STATED TASK -> Your task is to repeat all of the material exactly.

━━━━━ RECORDS PROVIDED

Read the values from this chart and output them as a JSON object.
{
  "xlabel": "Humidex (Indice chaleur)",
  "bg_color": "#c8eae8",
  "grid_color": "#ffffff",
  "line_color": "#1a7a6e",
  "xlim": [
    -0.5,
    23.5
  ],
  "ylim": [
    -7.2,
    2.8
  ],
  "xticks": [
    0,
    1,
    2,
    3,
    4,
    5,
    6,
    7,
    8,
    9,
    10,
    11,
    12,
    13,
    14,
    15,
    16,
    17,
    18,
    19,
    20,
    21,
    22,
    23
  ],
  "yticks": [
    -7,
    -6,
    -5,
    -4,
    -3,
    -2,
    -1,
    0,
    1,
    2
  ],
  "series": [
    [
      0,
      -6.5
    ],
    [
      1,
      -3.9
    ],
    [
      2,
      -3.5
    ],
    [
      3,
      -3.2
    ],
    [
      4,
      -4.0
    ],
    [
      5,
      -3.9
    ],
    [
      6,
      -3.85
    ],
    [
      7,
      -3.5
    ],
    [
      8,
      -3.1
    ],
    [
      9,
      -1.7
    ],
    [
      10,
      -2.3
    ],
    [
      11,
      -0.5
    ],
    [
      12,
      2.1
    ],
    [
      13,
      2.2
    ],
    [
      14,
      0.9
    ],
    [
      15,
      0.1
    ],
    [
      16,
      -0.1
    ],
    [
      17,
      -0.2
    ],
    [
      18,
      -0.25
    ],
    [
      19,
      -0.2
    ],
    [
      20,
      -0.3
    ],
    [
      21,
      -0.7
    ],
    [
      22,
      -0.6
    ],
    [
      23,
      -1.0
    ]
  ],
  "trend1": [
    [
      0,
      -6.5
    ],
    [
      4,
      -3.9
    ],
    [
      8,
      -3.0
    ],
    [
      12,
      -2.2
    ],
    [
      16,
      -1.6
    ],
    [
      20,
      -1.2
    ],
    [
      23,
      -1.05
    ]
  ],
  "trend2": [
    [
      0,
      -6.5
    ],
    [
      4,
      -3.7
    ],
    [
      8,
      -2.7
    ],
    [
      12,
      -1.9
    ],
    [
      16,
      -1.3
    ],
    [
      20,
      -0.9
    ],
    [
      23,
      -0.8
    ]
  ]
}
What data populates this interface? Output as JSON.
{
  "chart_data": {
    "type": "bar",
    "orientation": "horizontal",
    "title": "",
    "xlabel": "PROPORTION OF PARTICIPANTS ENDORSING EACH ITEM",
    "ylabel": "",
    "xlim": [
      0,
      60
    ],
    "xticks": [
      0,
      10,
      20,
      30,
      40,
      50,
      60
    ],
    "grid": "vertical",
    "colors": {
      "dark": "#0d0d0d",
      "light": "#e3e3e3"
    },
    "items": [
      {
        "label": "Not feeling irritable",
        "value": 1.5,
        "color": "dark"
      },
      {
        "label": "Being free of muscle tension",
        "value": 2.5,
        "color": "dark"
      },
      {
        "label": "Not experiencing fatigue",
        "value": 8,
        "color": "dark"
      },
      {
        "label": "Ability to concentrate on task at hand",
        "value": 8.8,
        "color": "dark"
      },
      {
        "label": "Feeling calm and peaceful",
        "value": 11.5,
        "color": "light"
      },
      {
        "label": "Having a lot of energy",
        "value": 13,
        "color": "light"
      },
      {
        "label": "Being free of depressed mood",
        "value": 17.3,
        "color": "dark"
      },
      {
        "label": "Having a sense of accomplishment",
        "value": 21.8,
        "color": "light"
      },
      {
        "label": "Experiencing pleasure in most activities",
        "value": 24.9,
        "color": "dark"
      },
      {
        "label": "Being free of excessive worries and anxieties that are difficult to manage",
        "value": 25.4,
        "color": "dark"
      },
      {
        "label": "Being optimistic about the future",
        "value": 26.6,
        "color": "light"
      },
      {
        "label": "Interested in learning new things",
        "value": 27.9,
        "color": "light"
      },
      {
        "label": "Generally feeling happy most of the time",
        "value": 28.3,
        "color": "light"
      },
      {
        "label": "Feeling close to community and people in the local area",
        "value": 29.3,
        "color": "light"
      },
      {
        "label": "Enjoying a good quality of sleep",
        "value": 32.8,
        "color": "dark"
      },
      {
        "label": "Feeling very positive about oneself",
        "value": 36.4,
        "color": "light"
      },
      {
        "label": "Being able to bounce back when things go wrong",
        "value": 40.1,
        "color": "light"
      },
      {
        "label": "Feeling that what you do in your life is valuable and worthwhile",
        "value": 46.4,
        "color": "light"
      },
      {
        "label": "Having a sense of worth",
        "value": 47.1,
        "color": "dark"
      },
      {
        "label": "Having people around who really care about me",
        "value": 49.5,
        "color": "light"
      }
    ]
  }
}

━━━━━━━━━━

SOLUTION TO THIS EXERCISE ->
Read the values from this chart and output them as a JSON object.
{
  "xlabel": "Humidex (Indice chaleur)",
  "bg_color": "#c8eae8",
  "grid_color": "#ffffff",
  "line_color": "#1a7a6e",
  "xlim": [
    -0.5,
    23.5
  ],
  "ylim": [
    -7.2,
    2.8
  ],
  "xticks": [
    0,
    1,
    2,
    3,
    4,
    5,
    6,
    7,
    8,
    9,
    10,
    11,
    12,
    13,
    14,
    15,
    16,
    17,
    18,
    19,
    20,
    21,
    22,
    23
  ],
  "yticks": [
    -7,
    -6,
    -5,
    -4,
    -3,
    -2,
    -1,
    0,
    1,
    2
  ],
  "series": [
    [
      0,
      -6.5
    ],
    [
      1,
      -3.9
    ],
    [
      2,
      -3.5
    ],
    [
      3,
      -3.2
    ],
    [
      4,
      -4.0
    ],
    [
      5,
      -3.9
    ],
    [
      6,
      -3.85
    ],
    [
      7,
      -3.5
    ],
    [
      8,
      -3.1
    ],
    [
      9,
      -1.7
    ],
    [
      10,
      -2.3
    ],
    [
      11,
      -0.5
    ],
    [
      12,
      2.1
    ],
    [
      13,
      2.2
    ],
    [
      14,
      0.9
    ],
    [
      15,
      0.1
    ],
    [
      16,
      -0.1
    ],
    [
      17,
      -0.2
    ],
    [
      18,
      -0.25
    ],
    [
      19,
      -0.2
    ],
    [
      20,
      -0.3
    ],
    [
      21,
      -0.7
    ],
    [
      22,
      -0.6
    ],
    [
      23,
      -1.0
    ]
  ],
  "trend1": [
    [
      0,
      -6.5
    ],
    [
      4,
      -3.9
    ],
    [
      8,
      -3.0
    ],
    [
      12,
      -2.2
    ],
    [
      16,
      -1.6
    ],
    [
      20,
      -1.2
    ],
    [
      23,
      -1.05
    ]
  ],
  "trend2": [
    [
      0,
      -6.5
    ],
    [
      4,
      -3.7
    ],
    [
      8,
      -2.7
    ],
    [
      12,
      -1.9
    ],
    [
      16,
      -1.3
    ],
    [
      20,
      -0.9
    ],
    [
      23,
      -0.8
    ]
  ]
}
What data populates this interface? Output as JSON.
{
  "chart_data": {
    "type": "bar",
    "orientation": "horizontal",
    "title": "",
    "xlabel": "PROPORTION OF PARTICIPANTS ENDORSING EACH ITEM",
    "ylabel": "",
    "xlim": [
      0,
      60
    ],
    "xticks": [
      0,
      10,
      20,
      30,
      40,
      50,
      60
    ],
    "grid": "vertical",
    "colors": {
      "dark": "#0d0d0d",
      "light": "#e3e3e3"
    },
    "items": [
      {
        "label": "Not feeling irritable",
        "value": 1.5,
        "color": "dark"
      },
      {
        "label": "Being free of muscle tension",
        "value": 2.5,
        "color": "dark"
      },
      {
        "label": "Not experiencing fatigue",
        "value": 8,
        "color": "dark"
      },
      {
        "label": "Ability to concentrate on task at hand",
        "value": 8.8,
        "color": "dark"
      },
      {
        "label": "Feeling calm and peaceful",
        "value": 11.5,
        "color": "light"
      },
      {
        "label": "Having a lot of energy",
        "value": 13,
        "color": "light"
      },
      {
        "label": "Being free of depressed mood",
        "value": 17.3,
        "color": "dark"
      },
      {
        "label": "Having a sense of accomplishment",
        "value": 21.8,
        "color": "light"
      },
      {
        "label": "Experiencing pleasure in most activities",
        "value": 24.9,
        "color": "dark"
      },
      {
        "label": "Being free of excessive worries and anxieties that are difficult to manage",
        "value": 25.4,
        "color": "dark"
      },
      {
        "label": "Being optimistic about the future",
        "value": 26.6,
        "color": "light"
      },
      {
        "label": "Interested in learning new things",
        "value": 27.9,
        "color": "light"
      },
      {
        "label": "Generally feeling happy most of the time",
        "value": 28.3,
        "color": "light"
      },
      {
        "label": "Feeling close to community and people in the local area",
        "value": 29.3,
        "color": "light"
      },
      {
        "label": "Enjoying a good quality of sleep",
        "value": 32.8,
        "color": "dark"
      },
      {
        "label": "Feeling very positive about oneself",
        "value": 36.4,
        "color": "light"
      },
      {
        "label": "Being able to bounce back when things go wrong",
        "value": 40.1,
        "color": "light"
      },
      {
        "label": "Feeling that what you do in your life is valuable and worthwhile",
        "value": 46.4,
        "color": "light"
      },
      {
        "label": "Having a sense of worth",
        "value": 47.1,
        "color": "dark"
      },
      {
        "label": "Having people around who really care about me",
        "value": 49.5,
        "color": "light"
      }
    ]
  }
}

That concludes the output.